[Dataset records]
··········

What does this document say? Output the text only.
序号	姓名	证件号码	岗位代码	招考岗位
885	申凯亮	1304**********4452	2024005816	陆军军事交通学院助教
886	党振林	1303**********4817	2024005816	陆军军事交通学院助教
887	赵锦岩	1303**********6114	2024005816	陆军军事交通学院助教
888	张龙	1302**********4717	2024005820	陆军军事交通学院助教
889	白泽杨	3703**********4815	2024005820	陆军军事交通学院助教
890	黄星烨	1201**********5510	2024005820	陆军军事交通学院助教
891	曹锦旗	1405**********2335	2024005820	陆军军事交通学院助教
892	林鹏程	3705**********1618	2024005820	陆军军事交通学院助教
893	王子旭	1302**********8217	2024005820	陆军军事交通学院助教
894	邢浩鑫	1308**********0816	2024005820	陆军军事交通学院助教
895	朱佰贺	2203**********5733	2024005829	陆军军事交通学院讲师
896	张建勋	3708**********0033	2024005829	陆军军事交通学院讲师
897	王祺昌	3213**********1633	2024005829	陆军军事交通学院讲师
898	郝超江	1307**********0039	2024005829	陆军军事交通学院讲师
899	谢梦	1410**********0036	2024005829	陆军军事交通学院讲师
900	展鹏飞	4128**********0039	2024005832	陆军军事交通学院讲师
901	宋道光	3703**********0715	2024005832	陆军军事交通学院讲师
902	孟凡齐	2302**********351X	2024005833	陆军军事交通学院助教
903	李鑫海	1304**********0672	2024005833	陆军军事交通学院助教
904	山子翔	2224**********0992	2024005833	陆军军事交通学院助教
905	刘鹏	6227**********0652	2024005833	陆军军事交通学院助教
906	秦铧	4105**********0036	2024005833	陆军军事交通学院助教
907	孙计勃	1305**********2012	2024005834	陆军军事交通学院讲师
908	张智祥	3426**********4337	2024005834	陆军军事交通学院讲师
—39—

··········

Give the count of lines in the data above that hold the string "陆军军事交通学院讲师", with no additional words.

9